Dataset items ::
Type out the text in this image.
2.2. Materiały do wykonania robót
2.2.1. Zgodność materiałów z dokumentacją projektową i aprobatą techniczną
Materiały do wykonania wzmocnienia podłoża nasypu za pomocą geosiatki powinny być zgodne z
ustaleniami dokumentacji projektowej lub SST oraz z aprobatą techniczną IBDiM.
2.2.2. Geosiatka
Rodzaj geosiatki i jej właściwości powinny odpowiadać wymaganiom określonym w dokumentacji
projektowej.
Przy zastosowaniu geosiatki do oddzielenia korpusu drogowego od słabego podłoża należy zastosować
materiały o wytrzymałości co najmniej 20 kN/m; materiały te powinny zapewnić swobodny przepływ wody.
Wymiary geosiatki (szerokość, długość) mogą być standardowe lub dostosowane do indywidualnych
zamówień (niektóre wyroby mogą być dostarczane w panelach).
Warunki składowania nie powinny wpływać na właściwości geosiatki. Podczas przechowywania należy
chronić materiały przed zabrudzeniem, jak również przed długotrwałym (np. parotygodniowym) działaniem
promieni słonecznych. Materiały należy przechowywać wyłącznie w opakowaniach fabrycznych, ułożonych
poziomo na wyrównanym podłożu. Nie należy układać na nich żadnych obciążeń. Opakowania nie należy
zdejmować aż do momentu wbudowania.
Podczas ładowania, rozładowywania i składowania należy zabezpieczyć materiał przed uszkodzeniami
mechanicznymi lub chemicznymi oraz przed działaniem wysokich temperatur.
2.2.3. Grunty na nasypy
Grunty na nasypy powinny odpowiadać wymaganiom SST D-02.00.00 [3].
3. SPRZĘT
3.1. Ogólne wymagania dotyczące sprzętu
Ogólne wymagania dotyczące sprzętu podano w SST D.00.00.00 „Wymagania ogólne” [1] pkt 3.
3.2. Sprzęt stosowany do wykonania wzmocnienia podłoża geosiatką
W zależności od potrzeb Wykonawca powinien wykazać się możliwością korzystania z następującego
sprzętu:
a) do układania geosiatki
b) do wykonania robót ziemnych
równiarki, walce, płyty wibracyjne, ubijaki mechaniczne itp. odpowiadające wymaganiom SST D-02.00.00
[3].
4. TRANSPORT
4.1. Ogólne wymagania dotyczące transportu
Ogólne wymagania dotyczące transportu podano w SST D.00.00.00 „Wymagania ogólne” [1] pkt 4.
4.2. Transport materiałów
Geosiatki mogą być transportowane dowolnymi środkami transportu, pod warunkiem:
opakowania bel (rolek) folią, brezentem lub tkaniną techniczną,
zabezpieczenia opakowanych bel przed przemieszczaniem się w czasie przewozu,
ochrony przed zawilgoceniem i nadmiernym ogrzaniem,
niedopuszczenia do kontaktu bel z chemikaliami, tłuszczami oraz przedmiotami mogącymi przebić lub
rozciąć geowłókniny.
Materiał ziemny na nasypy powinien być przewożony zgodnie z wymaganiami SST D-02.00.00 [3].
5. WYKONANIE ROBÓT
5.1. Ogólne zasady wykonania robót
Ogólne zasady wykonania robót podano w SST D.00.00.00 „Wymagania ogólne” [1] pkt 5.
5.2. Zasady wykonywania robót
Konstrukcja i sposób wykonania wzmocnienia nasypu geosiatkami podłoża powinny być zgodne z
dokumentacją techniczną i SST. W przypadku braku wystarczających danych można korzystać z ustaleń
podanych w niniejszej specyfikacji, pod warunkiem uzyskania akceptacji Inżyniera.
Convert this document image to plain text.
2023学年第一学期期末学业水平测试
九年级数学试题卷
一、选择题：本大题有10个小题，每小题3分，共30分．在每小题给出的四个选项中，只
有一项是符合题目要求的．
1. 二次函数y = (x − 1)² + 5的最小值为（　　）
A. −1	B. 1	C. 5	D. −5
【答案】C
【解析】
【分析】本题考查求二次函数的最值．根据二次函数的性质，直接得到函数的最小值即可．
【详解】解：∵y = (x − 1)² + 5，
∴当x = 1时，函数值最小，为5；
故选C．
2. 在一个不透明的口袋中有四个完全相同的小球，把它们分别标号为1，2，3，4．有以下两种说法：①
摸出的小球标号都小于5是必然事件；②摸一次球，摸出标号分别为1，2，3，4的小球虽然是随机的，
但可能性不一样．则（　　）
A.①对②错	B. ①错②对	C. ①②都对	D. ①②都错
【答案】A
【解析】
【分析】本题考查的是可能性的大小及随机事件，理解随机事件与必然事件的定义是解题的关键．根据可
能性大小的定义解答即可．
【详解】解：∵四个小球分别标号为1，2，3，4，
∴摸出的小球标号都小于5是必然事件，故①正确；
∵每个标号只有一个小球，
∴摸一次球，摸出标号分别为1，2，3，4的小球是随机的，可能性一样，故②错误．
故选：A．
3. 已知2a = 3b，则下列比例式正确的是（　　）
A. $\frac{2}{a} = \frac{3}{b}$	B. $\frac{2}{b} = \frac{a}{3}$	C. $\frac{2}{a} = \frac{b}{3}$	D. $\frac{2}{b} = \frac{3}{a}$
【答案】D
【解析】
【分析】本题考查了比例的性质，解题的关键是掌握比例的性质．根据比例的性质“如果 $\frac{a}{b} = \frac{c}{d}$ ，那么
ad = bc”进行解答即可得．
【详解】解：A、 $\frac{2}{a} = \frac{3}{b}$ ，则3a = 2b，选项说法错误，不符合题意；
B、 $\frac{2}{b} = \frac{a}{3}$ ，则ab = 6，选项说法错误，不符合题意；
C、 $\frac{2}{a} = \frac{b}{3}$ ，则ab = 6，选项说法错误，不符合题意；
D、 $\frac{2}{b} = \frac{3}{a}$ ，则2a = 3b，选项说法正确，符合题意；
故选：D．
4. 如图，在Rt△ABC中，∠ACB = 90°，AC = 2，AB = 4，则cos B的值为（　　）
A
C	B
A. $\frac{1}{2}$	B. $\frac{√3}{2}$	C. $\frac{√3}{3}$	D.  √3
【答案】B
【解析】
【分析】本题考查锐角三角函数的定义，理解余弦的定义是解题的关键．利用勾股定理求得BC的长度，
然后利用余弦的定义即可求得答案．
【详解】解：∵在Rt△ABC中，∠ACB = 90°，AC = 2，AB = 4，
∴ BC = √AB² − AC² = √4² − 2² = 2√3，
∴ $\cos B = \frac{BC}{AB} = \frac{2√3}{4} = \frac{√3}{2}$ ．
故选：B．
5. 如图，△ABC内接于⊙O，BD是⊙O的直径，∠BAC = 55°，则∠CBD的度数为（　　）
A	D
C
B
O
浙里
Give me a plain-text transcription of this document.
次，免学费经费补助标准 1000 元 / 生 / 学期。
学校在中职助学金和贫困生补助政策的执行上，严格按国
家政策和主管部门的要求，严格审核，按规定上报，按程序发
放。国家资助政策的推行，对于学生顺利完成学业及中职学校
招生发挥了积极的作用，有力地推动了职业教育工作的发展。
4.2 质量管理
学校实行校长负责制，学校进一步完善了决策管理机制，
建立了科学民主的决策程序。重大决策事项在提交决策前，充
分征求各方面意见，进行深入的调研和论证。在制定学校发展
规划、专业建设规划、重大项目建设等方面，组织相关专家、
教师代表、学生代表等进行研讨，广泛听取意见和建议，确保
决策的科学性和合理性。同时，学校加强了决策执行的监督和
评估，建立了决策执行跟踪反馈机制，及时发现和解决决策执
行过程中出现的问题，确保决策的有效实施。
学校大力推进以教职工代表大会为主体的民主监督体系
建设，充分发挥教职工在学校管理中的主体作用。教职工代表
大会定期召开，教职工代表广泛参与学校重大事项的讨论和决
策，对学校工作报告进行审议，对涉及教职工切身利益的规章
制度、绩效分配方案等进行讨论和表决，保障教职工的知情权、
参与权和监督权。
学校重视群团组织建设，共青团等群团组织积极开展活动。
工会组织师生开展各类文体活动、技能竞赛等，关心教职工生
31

TO DO ::
Pick out the lines above that hold the string "działaniem" and show them.

RESULT OF THIS EXERCISE ::
chronić materiały przed zabrudzeniem, jak również przed długotrwałym (np. parotygodniowym) działaniem
mechanicznymi lub chemicznymi oraz przed działaniem wysokich temperatur.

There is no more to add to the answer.